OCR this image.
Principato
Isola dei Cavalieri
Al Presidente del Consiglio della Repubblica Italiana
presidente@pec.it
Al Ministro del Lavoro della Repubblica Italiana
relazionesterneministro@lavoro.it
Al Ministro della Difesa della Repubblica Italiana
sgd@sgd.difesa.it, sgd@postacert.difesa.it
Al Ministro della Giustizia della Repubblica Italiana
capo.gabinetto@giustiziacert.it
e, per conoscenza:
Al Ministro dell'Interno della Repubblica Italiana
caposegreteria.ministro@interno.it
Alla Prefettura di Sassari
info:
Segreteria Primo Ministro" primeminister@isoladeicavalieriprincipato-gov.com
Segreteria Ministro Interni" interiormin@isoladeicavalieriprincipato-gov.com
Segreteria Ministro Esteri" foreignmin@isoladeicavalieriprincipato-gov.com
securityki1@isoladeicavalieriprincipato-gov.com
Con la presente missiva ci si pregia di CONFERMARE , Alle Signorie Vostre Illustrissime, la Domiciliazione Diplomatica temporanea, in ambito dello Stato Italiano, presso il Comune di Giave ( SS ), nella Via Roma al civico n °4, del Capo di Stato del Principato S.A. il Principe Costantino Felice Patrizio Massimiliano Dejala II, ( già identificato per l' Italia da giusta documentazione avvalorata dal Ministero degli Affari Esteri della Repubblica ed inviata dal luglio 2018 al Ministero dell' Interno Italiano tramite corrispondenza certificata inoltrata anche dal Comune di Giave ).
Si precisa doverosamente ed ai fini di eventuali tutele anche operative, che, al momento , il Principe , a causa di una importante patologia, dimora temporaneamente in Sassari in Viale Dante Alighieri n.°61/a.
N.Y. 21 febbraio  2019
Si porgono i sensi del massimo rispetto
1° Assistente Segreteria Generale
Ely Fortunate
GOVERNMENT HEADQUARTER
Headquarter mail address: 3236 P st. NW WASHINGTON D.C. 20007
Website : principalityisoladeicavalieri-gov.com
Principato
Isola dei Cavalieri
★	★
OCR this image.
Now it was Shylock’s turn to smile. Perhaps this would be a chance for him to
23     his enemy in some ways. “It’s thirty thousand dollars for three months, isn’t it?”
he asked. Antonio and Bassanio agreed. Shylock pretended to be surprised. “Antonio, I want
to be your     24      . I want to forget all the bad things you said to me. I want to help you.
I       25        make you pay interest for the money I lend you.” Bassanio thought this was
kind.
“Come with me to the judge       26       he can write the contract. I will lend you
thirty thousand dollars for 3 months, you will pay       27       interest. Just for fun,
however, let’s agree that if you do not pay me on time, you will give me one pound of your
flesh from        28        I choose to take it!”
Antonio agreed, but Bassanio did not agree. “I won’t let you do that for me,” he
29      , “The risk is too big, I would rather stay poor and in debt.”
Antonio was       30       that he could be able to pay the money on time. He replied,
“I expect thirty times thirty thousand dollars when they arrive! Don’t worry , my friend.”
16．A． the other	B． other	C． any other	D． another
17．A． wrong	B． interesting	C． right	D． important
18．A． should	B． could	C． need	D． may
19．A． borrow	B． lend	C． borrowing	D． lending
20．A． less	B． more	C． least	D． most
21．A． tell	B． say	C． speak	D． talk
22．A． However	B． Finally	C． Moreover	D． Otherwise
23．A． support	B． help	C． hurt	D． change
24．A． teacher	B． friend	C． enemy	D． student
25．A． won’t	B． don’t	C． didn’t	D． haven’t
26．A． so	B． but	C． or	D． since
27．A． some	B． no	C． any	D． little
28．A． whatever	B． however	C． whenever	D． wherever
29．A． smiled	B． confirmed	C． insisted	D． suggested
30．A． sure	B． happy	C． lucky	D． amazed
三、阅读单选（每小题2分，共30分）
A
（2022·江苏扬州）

--

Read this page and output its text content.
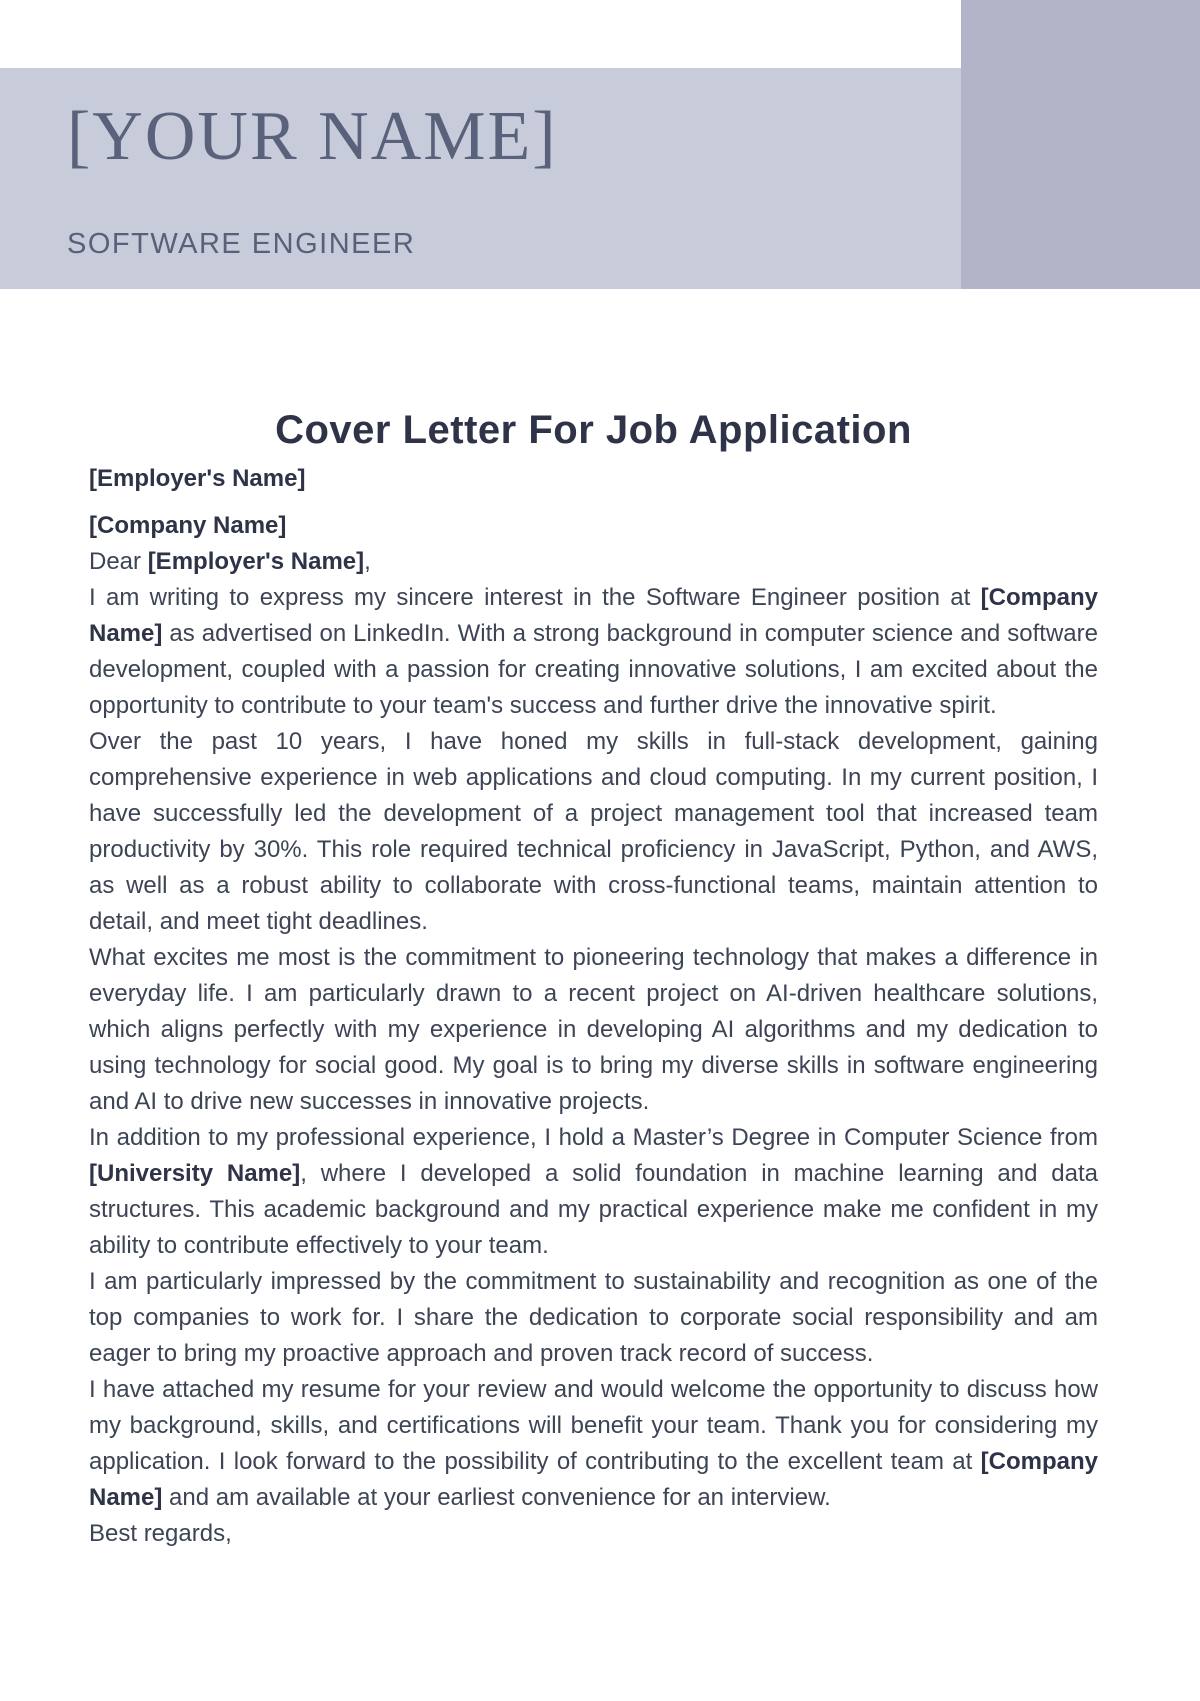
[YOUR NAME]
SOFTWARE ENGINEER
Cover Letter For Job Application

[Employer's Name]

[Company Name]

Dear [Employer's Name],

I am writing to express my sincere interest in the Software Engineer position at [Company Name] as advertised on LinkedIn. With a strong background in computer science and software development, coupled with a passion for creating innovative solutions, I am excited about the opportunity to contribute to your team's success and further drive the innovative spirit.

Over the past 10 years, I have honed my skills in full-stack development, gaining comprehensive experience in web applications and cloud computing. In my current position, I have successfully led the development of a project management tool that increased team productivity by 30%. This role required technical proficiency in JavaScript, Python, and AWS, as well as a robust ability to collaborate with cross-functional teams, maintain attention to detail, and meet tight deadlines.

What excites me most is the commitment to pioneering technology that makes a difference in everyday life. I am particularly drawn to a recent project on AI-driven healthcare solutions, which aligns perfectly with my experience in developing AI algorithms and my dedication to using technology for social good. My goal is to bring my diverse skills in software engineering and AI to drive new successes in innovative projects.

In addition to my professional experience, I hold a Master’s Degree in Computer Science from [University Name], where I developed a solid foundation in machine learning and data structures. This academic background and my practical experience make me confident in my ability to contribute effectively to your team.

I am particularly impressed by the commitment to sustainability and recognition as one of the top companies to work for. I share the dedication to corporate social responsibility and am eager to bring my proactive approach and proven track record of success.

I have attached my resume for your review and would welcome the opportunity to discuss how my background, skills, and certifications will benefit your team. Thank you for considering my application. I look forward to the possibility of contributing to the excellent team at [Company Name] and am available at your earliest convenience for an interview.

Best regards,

---

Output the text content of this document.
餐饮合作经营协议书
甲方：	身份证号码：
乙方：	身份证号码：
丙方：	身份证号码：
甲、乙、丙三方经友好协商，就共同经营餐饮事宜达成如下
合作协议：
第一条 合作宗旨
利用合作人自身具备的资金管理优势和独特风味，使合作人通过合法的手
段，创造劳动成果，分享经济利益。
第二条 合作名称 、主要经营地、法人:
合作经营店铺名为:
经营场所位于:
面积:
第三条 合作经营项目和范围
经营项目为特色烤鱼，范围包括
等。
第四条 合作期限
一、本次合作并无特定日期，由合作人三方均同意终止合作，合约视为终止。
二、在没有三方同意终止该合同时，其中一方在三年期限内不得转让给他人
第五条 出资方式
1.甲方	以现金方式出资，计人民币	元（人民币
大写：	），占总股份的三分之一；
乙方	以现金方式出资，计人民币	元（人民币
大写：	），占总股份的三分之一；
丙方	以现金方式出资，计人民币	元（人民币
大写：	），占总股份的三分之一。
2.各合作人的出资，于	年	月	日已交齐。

### WHAT THE TASK REQUIRES
Report how many lines of the listing hold the string "project", giving only the number.

### ANSWER TO THIS PROBLEM
2